Locate each line holding the string "this" and copy it.

[Begin]

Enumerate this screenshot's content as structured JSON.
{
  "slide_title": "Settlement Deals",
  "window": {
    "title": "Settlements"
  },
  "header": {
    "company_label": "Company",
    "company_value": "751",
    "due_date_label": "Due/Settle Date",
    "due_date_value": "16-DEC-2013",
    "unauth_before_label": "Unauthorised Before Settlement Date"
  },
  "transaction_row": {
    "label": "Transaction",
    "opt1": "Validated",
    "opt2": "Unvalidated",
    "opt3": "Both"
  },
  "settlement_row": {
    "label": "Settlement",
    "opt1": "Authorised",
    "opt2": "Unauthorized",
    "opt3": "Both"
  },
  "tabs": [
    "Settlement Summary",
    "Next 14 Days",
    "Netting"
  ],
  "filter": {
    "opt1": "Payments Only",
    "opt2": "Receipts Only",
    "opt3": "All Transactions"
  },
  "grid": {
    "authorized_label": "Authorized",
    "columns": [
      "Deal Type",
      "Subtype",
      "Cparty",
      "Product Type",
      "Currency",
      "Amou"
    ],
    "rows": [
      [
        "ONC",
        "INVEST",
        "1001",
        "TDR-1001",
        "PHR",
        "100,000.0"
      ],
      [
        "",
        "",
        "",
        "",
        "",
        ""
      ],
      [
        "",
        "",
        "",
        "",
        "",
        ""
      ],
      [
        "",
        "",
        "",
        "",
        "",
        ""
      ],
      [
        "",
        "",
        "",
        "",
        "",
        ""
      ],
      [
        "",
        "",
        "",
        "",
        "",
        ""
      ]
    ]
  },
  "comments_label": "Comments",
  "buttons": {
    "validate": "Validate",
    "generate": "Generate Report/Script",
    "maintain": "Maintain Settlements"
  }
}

[End]
[Begin]

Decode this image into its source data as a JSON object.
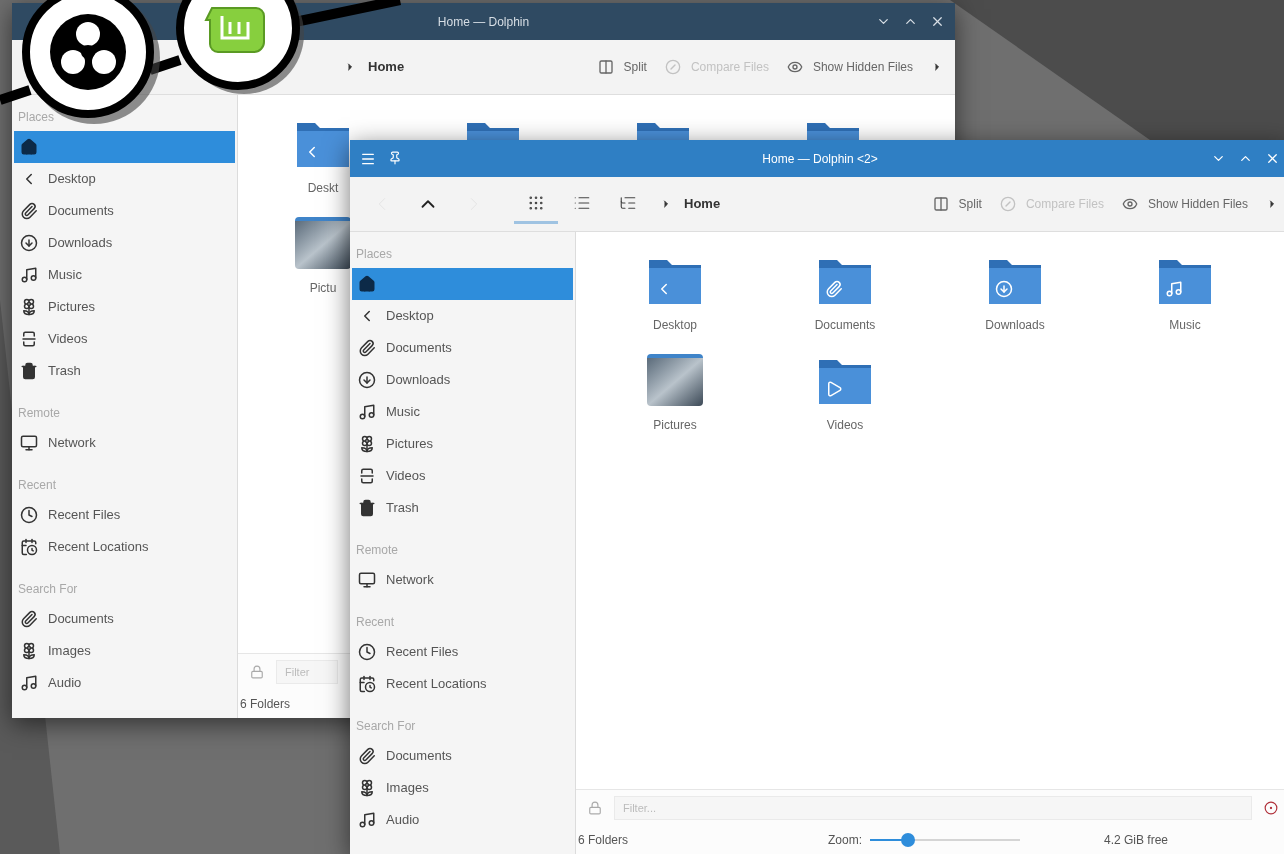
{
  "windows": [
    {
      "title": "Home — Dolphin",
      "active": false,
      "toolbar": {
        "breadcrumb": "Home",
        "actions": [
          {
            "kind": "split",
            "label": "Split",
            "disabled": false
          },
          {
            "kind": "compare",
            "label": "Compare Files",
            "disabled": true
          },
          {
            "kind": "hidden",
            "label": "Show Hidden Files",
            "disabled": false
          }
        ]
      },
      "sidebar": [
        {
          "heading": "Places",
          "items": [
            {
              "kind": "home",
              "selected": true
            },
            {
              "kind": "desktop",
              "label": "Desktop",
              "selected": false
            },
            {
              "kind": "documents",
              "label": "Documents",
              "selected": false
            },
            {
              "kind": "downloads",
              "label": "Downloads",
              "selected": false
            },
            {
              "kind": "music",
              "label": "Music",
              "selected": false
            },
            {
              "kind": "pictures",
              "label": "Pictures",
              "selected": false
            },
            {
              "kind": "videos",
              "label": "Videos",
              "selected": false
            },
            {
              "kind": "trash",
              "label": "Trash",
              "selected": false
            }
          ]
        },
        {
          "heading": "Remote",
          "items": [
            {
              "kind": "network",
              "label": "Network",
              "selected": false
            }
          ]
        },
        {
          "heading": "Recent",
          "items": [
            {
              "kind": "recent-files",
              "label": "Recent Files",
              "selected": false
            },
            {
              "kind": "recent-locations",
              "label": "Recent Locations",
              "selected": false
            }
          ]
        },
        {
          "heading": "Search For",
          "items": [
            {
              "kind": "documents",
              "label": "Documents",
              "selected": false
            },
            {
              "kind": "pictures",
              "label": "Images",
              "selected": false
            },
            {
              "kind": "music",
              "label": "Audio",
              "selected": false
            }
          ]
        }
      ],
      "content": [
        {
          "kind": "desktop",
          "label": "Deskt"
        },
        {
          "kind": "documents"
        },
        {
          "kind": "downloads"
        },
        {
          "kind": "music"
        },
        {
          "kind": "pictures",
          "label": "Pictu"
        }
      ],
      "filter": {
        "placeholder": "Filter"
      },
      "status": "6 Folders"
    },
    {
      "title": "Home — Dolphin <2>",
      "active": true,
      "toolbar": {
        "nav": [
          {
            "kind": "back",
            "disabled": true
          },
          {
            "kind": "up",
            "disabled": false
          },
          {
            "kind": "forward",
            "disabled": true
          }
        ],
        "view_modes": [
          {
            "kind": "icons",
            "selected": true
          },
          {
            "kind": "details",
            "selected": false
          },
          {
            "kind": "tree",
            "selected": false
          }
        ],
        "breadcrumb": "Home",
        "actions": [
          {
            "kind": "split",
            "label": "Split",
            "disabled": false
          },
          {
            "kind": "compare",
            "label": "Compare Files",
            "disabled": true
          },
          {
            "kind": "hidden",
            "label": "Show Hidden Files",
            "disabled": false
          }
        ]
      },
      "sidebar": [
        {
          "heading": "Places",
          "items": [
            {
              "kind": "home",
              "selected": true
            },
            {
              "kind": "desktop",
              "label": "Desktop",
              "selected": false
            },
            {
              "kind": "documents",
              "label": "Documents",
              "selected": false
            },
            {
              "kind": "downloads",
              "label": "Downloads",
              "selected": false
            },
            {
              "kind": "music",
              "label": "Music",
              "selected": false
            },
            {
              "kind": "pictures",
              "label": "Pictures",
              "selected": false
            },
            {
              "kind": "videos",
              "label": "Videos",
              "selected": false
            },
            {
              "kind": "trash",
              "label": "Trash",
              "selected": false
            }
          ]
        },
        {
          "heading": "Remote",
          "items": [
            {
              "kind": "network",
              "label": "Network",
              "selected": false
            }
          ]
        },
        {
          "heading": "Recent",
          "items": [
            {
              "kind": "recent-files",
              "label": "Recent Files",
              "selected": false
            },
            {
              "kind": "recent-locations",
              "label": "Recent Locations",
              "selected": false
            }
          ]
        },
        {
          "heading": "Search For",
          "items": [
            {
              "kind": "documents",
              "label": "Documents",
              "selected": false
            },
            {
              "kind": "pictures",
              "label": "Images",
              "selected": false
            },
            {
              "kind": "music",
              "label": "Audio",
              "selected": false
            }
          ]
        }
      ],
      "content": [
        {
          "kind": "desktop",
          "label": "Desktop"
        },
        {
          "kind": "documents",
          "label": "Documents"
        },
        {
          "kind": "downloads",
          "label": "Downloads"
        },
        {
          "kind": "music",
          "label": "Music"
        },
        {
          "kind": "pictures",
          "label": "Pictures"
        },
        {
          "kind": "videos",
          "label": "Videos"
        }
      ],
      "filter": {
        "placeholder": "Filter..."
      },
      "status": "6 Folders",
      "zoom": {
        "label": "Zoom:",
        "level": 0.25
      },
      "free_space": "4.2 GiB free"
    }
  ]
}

[End]
[Begin]

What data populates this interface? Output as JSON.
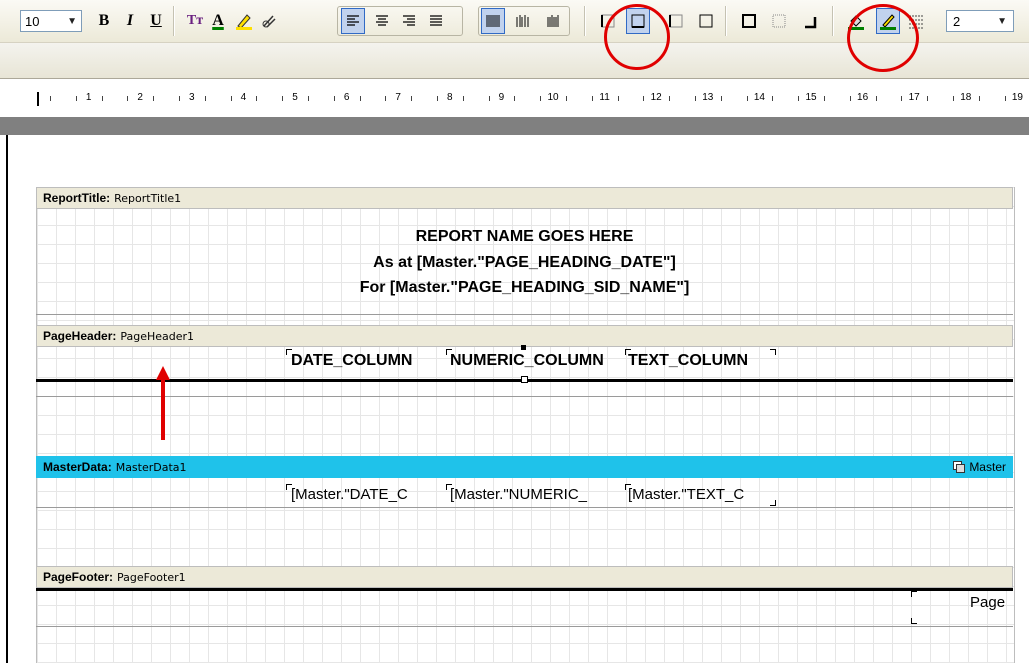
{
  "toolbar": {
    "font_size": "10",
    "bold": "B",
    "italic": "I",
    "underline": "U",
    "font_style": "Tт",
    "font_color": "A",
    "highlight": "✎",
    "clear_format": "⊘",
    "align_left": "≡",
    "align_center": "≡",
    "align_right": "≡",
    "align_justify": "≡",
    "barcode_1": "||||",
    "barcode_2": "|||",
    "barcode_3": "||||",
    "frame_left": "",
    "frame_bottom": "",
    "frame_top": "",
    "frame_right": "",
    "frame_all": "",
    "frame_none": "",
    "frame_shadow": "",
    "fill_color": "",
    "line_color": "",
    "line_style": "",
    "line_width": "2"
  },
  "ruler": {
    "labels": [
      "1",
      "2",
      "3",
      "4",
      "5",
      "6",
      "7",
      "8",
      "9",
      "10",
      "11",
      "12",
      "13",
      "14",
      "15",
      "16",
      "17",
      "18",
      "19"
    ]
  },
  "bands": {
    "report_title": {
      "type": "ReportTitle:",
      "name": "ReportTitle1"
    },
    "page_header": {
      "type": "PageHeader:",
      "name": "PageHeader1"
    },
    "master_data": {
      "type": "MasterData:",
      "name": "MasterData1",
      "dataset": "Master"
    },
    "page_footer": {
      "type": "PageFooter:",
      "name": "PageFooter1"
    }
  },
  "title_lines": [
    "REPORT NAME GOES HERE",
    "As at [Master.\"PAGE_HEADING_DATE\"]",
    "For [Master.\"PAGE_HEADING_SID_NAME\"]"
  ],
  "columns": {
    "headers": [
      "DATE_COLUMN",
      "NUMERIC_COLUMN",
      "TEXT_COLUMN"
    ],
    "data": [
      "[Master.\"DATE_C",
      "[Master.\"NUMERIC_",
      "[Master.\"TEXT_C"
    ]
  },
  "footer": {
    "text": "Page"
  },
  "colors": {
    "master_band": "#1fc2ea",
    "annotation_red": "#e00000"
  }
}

[End]

Result of the exercise>
Enumerate this screenshot's content as structured JSON.
Decode this image into its source data as a JSON object.
What data populates this interface? Output as JSON.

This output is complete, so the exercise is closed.